====== Dataset records

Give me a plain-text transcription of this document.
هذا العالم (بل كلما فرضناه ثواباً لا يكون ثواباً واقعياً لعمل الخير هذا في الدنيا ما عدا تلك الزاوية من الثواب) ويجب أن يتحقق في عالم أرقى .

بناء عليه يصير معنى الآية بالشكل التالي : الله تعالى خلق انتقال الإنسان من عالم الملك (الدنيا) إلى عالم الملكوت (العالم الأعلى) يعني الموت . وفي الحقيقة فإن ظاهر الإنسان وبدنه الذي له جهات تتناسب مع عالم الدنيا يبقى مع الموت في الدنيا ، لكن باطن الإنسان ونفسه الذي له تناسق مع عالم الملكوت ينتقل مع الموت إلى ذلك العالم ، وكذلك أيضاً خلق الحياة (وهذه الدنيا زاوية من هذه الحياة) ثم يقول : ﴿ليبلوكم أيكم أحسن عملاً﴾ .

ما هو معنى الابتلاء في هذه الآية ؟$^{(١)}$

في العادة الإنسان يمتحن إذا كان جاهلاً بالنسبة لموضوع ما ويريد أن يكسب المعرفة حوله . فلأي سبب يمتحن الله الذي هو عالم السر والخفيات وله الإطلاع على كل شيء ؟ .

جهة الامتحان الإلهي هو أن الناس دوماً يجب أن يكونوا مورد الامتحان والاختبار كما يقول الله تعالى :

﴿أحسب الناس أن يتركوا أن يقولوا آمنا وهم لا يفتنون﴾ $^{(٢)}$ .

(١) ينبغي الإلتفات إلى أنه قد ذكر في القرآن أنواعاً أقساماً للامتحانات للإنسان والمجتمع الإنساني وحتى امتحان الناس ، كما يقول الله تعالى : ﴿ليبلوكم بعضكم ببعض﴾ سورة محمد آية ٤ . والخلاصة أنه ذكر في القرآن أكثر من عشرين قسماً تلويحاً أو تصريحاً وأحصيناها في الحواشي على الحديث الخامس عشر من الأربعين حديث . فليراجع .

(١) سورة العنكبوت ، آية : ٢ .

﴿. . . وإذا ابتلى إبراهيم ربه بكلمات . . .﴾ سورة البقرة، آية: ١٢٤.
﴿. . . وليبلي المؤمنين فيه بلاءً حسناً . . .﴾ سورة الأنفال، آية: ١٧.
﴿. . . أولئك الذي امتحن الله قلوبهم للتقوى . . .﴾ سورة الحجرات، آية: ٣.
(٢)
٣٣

============

• _Task objective_:
Reproduce the full listing word for word.

• _Exercise solution_:
Give me a plain-text transcription of this document.
هذا العالم (بل كلما فرضناه ثواباً لا يكون ثواباً واقعياً لعمل الخير هذا في الدنيا ما عدا تلك الزاوية من الثواب) ويجب أن يتحقق في عالم أرقى .

بناء عليه يصير معنى الآية بالشكل التالي : الله تعالى خلق انتقال الإنسان من عالم الملك (الدنيا) إلى عالم الملكوت (العالم الأعلى) يعني الموت . وفي الحقيقة فإن ظاهر الإنسان وبدنه الذي له جهات تتناسب مع عالم الدنيا يبقى مع الموت في الدنيا ، لكن باطن الإنسان ونفسه الذي له تناسق مع عالم الملكوت ينتقل مع الموت إلى ذلك العالم ، وكذلك أيضاً خلق الحياة (وهذه الدنيا زاوية من هذه الحياة) ثم يقول : ﴿ليبلوكم أيكم أحسن عملاً﴾ .

ما هو معنى الابتلاء في هذه الآية ؟$^{(١)}$

في العادة الإنسان يمتحن إذا كان جاهلاً بالنسبة لموضوع ما ويريد أن يكسب المعرفة حوله . فلأي سبب يمتحن الله الذي هو عالم السر والخفيات وله الإطلاع على كل شيء ؟ .

جهة الامتحان الإلهي هو أن الناس دوماً يجب أن يكونوا مورد الامتحان والاختبار كما يقول الله تعالى :

﴿أحسب الناس أن يتركوا أن يقولوا آمنا وهم لا يفتنون﴾ $^{(٢)}$ .

(١) ينبغي الإلتفات إلى أنه قد ذكر في القرآن أنواعاً أقساماً للامتحانات للإنسان والمجتمع الإنساني وحتى امتحان الناس ، كما يقول الله تعالى : ﴿ليبلوكم بعضكم ببعض﴾ سورة محمد آية ٤ . والخلاصة أنه ذكر في القرآن أكثر من عشرين قسماً تلويحاً أو تصريحاً وأحصيناها في الحواشي على الحديث الخامس عشر من الأربعين حديث . فليراجع .

(١) سورة العنكبوت ، آية : ٢ .

﴿. . . وإذا ابتلى إبراهيم ربه بكلمات . . .﴾ سورة البقرة، آية: ١٢٤.
﴿. . . وليبلي المؤمنين فيه بلاءً حسناً . . .﴾ سورة الأنفال، آية: ١٧.
﴿. . . أولئك الذي امتحن الله قلوبهم للتقوى . . .﴾ سورة الحجرات، آية: ٣.
(٢)
٣٣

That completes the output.